### Set exercise
All entries must be extracted exactly, with nothing added or dropped.

***** Extracted information *****

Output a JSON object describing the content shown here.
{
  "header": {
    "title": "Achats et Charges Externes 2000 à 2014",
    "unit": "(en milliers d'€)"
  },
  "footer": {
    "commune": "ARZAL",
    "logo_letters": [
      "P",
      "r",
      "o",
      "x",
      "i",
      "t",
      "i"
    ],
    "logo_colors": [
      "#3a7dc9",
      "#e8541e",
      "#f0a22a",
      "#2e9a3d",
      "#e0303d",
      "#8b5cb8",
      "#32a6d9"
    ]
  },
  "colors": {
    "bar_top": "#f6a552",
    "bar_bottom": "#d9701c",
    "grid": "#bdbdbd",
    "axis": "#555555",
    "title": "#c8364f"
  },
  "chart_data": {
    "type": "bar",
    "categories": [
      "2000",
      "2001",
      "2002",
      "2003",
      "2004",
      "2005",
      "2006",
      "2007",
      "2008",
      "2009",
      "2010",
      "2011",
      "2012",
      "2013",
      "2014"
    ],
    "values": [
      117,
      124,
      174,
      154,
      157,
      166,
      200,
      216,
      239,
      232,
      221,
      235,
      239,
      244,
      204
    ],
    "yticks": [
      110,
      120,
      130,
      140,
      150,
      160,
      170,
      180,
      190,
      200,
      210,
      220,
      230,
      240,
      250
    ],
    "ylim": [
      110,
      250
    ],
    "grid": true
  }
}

*****

### Correct response
Output a JSON object describing the content shown here.
{
  "header": {
    "title": "Achats et Charges Externes 2000 à 2014",
    "unit": "(en milliers d'€)"
  },
  "footer": {
    "commune": "ARZAL",
    "logo_letters": [
      "P",
      "r",
      "o",
      "x",
      "i",
      "t",
      "i"
    ],
    "logo_colors": [
      "#3a7dc9",
      "#e8541e",
      "#f0a22a",
      "#2e9a3d",
      "#e0303d",
      "#8b5cb8",
      "#32a6d9"
    ]
  },
  "colors": {
    "bar_top": "#f6a552",
    "bar_bottom": "#d9701c",
    "grid": "#bdbdbd",
    "axis": "#555555",
    "title": "#c8364f"
  },
  "chart_data": {
    "type": "bar",
    "categories": [
      "2000",
      "2001",
      "2002",
      "2003",
      "2004",
      "2005",
      "2006",
      "2007",
      "2008",
      "2009",
      "2010",
      "2011",
      "2012",
      "2013",
      "2014"
    ],
    "values": [
      117,
      124,
      174,
      154,
      157,
      166,
      200,
      216,
      239,
      232,
      221,
      235,
      239,
      244,
      204
    ],
    "yticks": [
      110,
      120,
      130,
      140,
      150,
      160,
      170,
      180,
      190,
      200,
      210,
      220,
      230,
      240,
      250
    ],
    "ylim": [
      110,
      250
    ],
    "grid": true
  }
}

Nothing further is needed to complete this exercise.